Of the lines in the entries below, state how many hold the word "JSON". Say nothing else.

---- Dataset

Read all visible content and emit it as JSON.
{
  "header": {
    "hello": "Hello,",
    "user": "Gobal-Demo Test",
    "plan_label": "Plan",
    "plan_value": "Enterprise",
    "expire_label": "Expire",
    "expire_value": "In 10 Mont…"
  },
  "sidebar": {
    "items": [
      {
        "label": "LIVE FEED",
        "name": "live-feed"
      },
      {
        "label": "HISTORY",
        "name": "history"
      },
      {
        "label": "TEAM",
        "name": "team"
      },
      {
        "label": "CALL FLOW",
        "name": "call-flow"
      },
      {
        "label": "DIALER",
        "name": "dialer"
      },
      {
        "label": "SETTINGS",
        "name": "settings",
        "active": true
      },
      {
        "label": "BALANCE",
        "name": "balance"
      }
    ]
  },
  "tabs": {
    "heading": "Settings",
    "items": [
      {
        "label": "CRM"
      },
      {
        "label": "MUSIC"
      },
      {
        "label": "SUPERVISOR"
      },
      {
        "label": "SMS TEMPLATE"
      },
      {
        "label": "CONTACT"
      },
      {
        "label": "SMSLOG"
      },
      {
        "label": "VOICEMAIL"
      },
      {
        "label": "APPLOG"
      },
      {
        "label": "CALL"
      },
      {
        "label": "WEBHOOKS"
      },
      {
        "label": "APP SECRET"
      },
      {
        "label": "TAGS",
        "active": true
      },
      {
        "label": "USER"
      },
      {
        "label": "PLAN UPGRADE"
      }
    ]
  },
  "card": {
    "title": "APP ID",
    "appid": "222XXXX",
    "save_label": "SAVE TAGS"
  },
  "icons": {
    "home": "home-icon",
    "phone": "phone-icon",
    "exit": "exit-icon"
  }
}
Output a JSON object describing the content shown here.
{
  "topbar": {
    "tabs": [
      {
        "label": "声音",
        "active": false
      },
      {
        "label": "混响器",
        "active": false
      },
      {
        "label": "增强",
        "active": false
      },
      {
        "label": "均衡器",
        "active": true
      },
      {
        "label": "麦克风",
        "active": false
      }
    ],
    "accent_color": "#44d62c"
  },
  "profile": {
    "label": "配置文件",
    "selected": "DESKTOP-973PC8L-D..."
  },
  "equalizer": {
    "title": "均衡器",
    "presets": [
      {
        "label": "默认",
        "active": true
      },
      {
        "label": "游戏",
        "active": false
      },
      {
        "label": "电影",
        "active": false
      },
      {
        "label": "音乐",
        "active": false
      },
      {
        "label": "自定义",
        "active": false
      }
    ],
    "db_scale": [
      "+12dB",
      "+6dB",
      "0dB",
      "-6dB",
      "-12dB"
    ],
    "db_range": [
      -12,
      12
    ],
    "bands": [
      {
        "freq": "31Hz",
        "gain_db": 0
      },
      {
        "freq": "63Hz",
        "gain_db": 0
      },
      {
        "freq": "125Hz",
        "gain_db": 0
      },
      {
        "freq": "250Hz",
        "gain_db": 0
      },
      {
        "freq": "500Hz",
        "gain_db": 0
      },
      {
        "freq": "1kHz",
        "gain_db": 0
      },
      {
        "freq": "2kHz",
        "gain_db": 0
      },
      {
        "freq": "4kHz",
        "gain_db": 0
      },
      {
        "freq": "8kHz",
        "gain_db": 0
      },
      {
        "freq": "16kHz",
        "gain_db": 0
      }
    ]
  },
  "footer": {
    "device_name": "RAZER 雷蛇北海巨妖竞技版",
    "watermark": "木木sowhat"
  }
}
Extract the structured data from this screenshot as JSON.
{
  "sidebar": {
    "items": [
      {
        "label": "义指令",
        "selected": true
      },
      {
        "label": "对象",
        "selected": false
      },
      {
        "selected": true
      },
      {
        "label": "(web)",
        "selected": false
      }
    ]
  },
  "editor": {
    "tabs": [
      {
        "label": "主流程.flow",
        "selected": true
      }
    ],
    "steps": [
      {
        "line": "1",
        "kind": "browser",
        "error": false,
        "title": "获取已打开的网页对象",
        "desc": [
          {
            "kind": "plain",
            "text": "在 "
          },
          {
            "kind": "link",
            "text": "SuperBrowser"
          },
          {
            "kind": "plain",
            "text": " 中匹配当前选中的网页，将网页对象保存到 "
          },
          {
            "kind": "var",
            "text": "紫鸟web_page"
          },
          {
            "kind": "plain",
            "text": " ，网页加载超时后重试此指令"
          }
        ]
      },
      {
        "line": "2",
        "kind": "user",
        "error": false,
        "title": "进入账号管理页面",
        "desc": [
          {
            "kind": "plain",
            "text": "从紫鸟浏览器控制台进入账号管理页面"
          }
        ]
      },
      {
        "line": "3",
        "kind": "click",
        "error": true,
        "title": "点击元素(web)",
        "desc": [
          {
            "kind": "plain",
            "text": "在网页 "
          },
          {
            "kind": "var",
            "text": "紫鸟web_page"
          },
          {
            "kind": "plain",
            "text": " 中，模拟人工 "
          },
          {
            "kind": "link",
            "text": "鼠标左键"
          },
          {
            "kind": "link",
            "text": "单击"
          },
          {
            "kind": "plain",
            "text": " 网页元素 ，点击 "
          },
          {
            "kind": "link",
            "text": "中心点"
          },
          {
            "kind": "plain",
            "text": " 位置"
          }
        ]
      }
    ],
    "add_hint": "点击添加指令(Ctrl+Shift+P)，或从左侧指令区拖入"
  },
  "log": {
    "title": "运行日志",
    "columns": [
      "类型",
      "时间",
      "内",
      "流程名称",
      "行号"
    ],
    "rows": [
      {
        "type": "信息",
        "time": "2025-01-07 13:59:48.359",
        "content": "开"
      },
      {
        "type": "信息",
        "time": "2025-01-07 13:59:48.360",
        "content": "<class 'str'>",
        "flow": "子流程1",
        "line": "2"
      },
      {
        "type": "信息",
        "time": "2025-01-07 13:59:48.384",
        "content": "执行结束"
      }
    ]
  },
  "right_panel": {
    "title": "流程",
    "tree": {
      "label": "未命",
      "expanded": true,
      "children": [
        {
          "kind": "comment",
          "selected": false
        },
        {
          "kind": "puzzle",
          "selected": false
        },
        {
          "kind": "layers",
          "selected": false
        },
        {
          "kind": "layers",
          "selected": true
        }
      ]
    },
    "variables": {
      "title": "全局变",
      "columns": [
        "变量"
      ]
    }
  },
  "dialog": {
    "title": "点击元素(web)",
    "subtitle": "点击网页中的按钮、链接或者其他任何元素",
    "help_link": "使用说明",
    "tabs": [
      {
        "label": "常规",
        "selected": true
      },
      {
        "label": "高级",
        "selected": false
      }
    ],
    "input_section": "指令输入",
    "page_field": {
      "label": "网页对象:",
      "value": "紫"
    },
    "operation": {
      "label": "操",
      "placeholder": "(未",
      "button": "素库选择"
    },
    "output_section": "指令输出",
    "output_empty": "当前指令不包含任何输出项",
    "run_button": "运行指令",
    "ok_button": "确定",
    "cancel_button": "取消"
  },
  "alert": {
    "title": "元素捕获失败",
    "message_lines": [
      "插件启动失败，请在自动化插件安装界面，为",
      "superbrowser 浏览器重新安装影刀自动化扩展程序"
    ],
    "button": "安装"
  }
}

--------

§ Task output:
3